■ Challenge ■
Leave out the pictures and copy the remaining records exactly.

— Start of Records —

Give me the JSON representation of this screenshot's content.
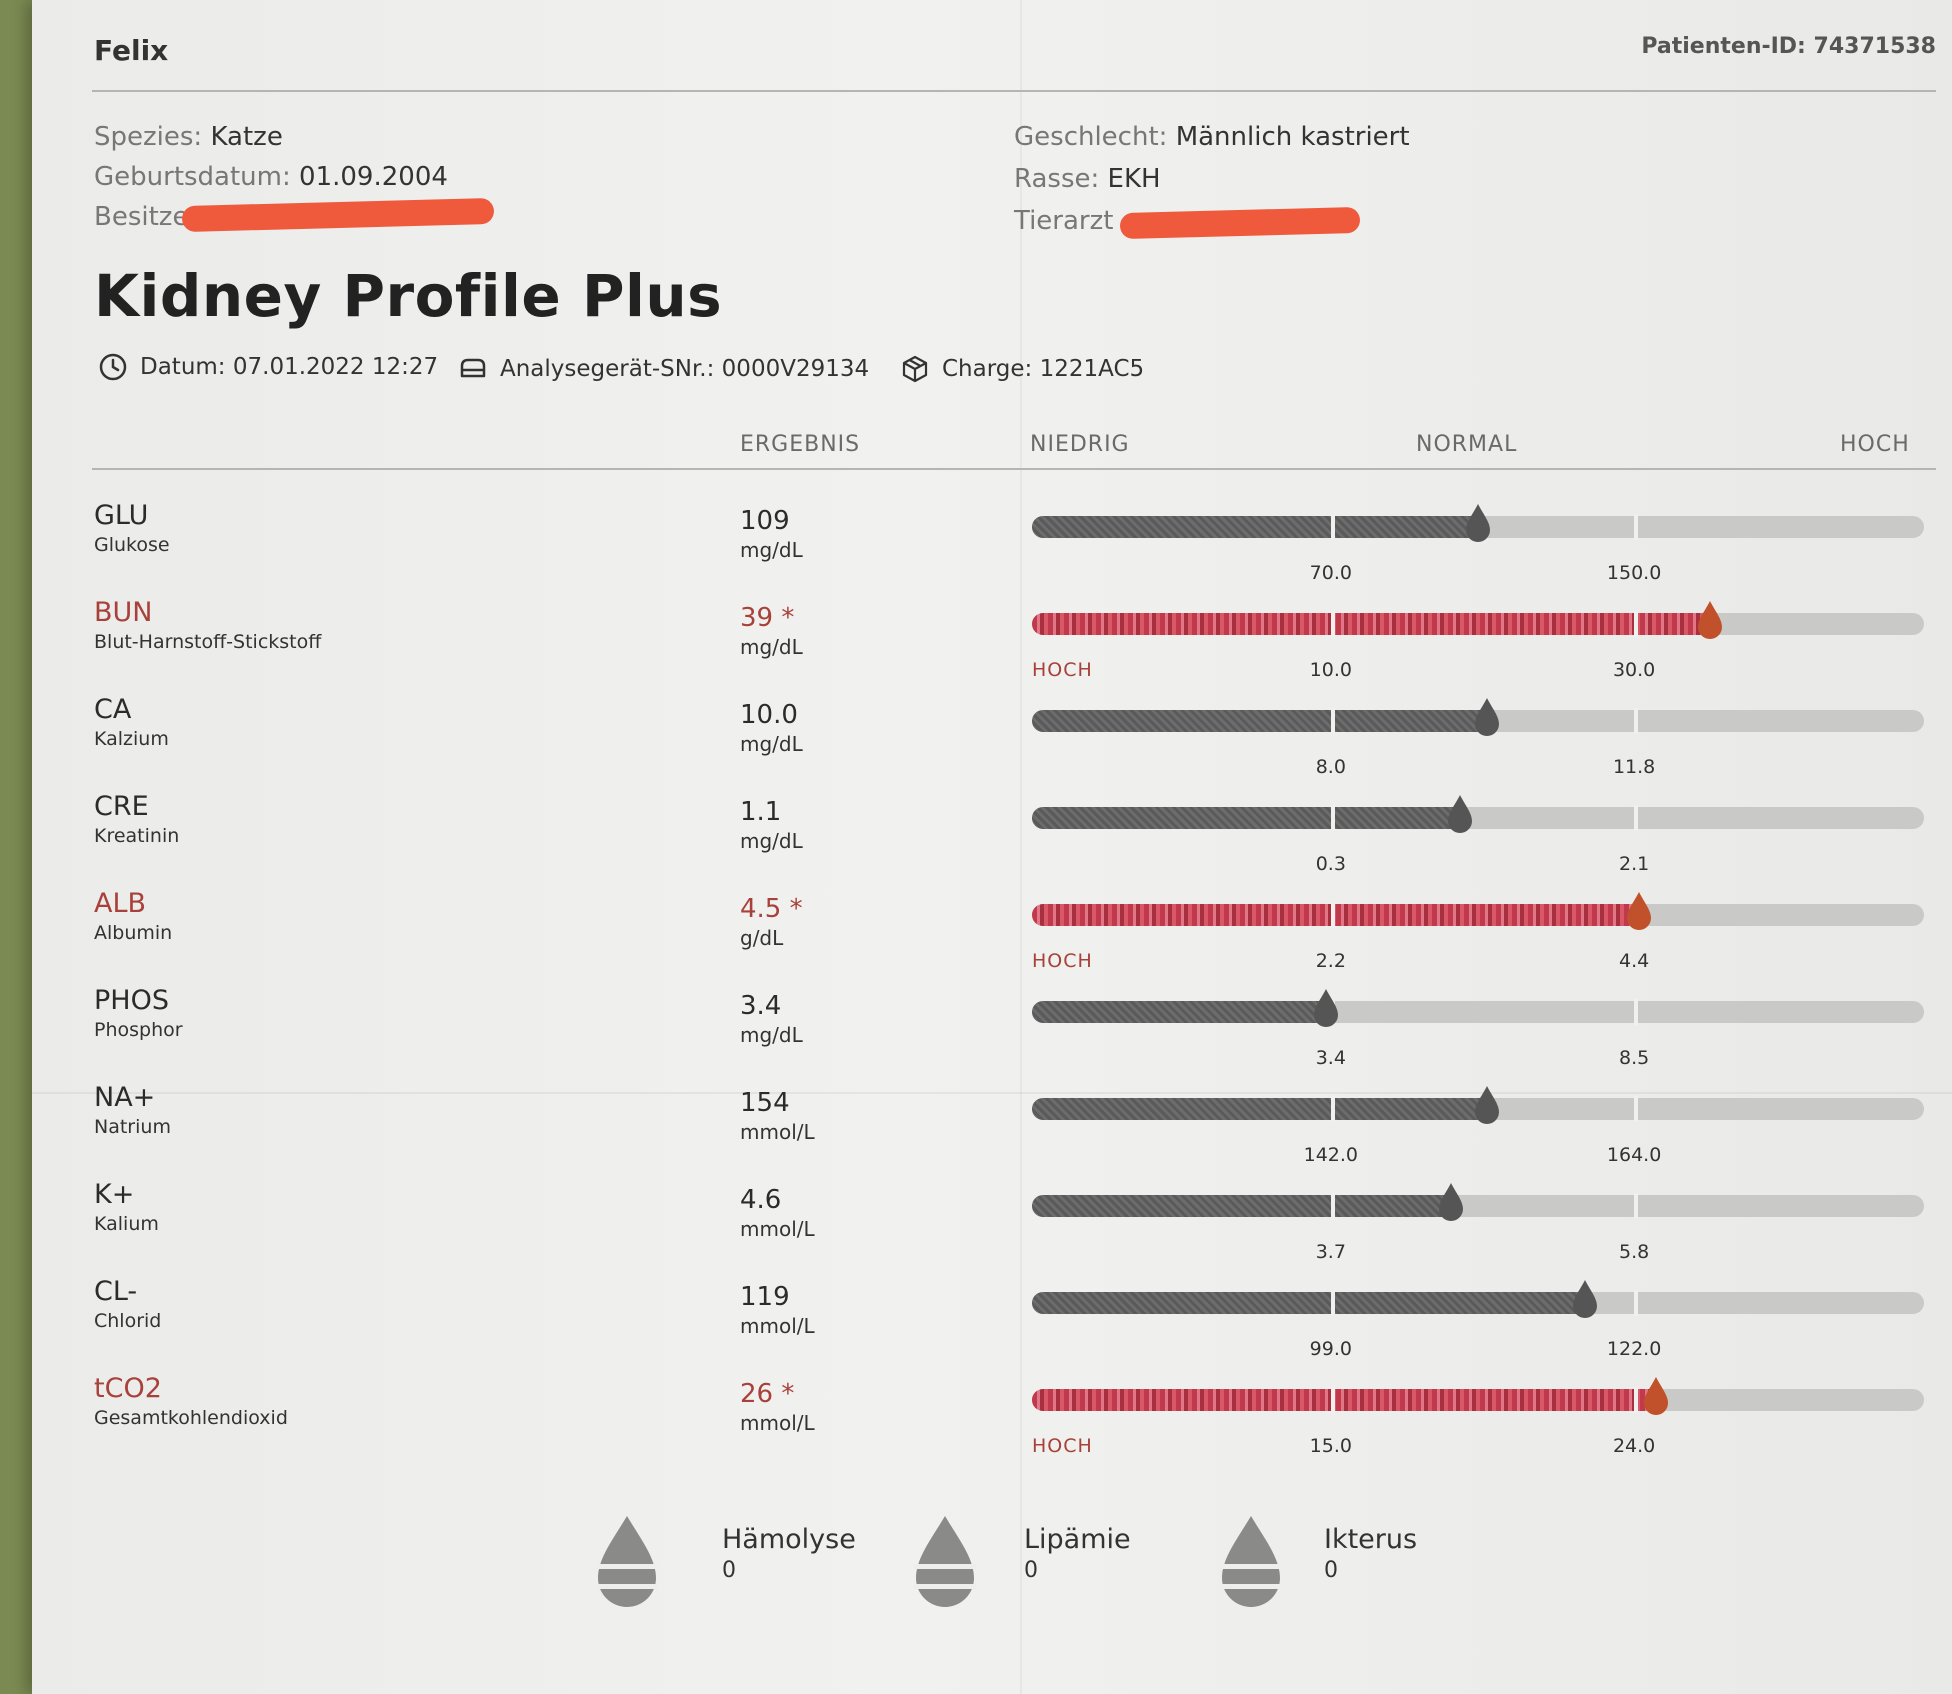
{
  "patient": {
    "name": "Felix",
    "id_label": "Patienten-ID:",
    "id_value": "74371538"
  },
  "info": {
    "species_label": "Spezies:",
    "species": "Katze",
    "birth_label": "Geburtsdatum:",
    "birth": "01.09.2004",
    "owner_label": "Besitzer",
    "sex_label": "Geschlecht:",
    "sex": "Männlich kastriert",
    "breed_label": "Rasse:",
    "breed": "EKH",
    "vet_label": "Tierarzt"
  },
  "report": {
    "title": "Kidney Profile Plus",
    "date": "Datum: 07.01.2022 12:27",
    "device": "Analysegerät-SNr.: 0000V29134",
    "batch": "Charge: 1221AC5"
  },
  "columns": {
    "result": "ERGEBNIS",
    "low": "NIEDRIG",
    "normal": "NORMAL",
    "high": "HOCH"
  },
  "results": [
    {
      "code": "GLU",
      "name": "Glukose",
      "value": "109",
      "unit": "mg/dL",
      "low": "70.0",
      "high": "150.0",
      "flag": "",
      "level": 0.5
    },
    {
      "code": "BUN",
      "name": "Blut-Harnstoff-Stickstoff",
      "value": "39 *",
      "unit": "mg/dL",
      "low": "10.0",
      "high": "30.0",
      "flag": "HOCH",
      "level": 0.76
    },
    {
      "code": "CA",
      "name": "Kalzium",
      "value": "10.0",
      "unit": "mg/dL",
      "low": "8.0",
      "high": "11.8",
      "flag": "",
      "level": 0.51
    },
    {
      "code": "CRE",
      "name": "Kreatinin",
      "value": "1.1",
      "unit": "mg/dL",
      "low": "0.3",
      "high": "2.1",
      "flag": "",
      "level": 0.48
    },
    {
      "code": "ALB",
      "name": "Albumin",
      "value": "4.5 *",
      "unit": "g/dL",
      "low": "2.2",
      "high": "4.4",
      "flag": "HOCH",
      "level": 0.68
    },
    {
      "code": "PHOS",
      "name": "Phosphor",
      "value": "3.4",
      "unit": "mg/dL",
      "low": "3.4",
      "high": "8.5",
      "flag": "",
      "level": 0.33
    },
    {
      "code": "NA+",
      "name": "Natrium",
      "value": "154",
      "unit": "mmol/L",
      "low": "142.0",
      "high": "164.0",
      "flag": "",
      "level": 0.51
    },
    {
      "code": "K+",
      "name": "Kalium",
      "value": "4.6",
      "unit": "mmol/L",
      "low": "3.7",
      "high": "5.8",
      "flag": "",
      "level": 0.47
    },
    {
      "code": "CL-",
      "name": "Chlorid",
      "value": "119",
      "unit": "mmol/L",
      "low": "99.0",
      "high": "122.0",
      "flag": "",
      "level": 0.62
    },
    {
      "code": "tCO2",
      "name": "Gesamtkohlendioxid",
      "value": "26 *",
      "unit": "mmol/L",
      "low": "15.0",
      "high": "24.0",
      "flag": "HOCH",
      "level": 0.7
    }
  ],
  "indices": [
    {
      "label": "Hämolyse",
      "value": "0"
    },
    {
      "label": "Lipämie",
      "value": "0"
    },
    {
      "label": "Ikterus",
      "value": "0"
    }
  ],
  "colors": {
    "flag": "#a8413a",
    "redaction": "#ef5a3c",
    "bar_normal": "#5a5a5a",
    "bar_flag": "#c03a4c"
  }
}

— End of Records —

■ Answer to this exercise ■
Give me the JSON representation of this screenshot's content.
{
  "patient": {
    "name": "Felix",
    "id_label": "Patienten-ID:",
    "id_value": "74371538"
  },
  "info": {
    "species_label": "Spezies:",
    "species": "Katze",
    "birth_label": "Geburtsdatum:",
    "birth": "01.09.2004",
    "owner_label": "Besitzer",
    "sex_label": "Geschlecht:",
    "sex": "Männlich kastriert",
    "breed_label": "Rasse:",
    "breed": "EKH",
    "vet_label": "Tierarzt"
  },
  "report": {
    "title": "Kidney Profile Plus",
    "date": "Datum: 07.01.2022 12:27",
    "device": "Analysegerät-SNr.: 0000V29134",
    "batch": "Charge: 1221AC5"
  },
  "columns": {
    "result": "ERGEBNIS",
    "low": "NIEDRIG",
    "normal": "NORMAL",
    "high": "HOCH"
  },
  "results": [
    {
      "code": "GLU",
      "name": "Glukose",
      "value": "109",
      "unit": "mg/dL",
      "low": "70.0",
      "high": "150.0",
      "flag": "",
      "level": 0.5
    },
    {
      "code": "BUN",
      "name": "Blut-Harnstoff-Stickstoff",
      "value": "39 *",
      "unit": "mg/dL",
      "low": "10.0",
      "high": "30.0",
      "flag": "HOCH",
      "level": 0.76
    },
    {
      "code": "CA",
      "name": "Kalzium",
      "value": "10.0",
      "unit": "mg/dL",
      "low": "8.0",
      "high": "11.8",
      "flag": "",
      "level": 0.51
    },
    {
      "code": "CRE",
      "name": "Kreatinin",
      "value": "1.1",
      "unit": "mg/dL",
      "low": "0.3",
      "high": "2.1",
      "flag": "",
      "level": 0.48
    },
    {
      "code": "ALB",
      "name": "Albumin",
      "value": "4.5 *",
      "unit": "g/dL",
      "low": "2.2",
      "high": "4.4",
      "flag": "HOCH",
      "level": 0.68
    },
    {
      "code": "PHOS",
      "name": "Phosphor",
      "value": "3.4",
      "unit": "mg/dL",
      "low": "3.4",
      "high": "8.5",
      "flag": "",
      "level": 0.33
    },
    {
      "code": "NA+",
      "name": "Natrium",
      "value": "154",
      "unit": "mmol/L",
      "low": "142.0",
      "high": "164.0",
      "flag": "",
      "level": 0.51
    },
    {
      "code": "K+",
      "name": "Kalium",
      "value": "4.6",
      "unit": "mmol/L",
      "low": "3.7",
      "high": "5.8",
      "flag": "",
      "level": 0.47
    },
    {
      "code": "CL-",
      "name": "Chlorid",
      "value": "119",
      "unit": "mmol/L",
      "low": "99.0",
      "high": "122.0",
      "flag": "",
      "level": 0.62
    },
    {
      "code": "tCO2",
      "name": "Gesamtkohlendioxid",
      "value": "26 *",
      "unit": "mmol/L",
      "low": "15.0",
      "high": "24.0",
      "flag": "HOCH",
      "level": 0.7
    }
  ],
  "indices": [
    {
      "label": "Hämolyse",
      "value": "0"
    },
    {
      "label": "Lipämie",
      "value": "0"
    },
    {
      "label": "Ikterus",
      "value": "0"
    }
  ],
  "colors": {
    "flag": "#a8413a",
    "redaction": "#ef5a3c",
    "bar_normal": "#5a5a5a",
    "bar_flag": "#c03a4c"
  }
}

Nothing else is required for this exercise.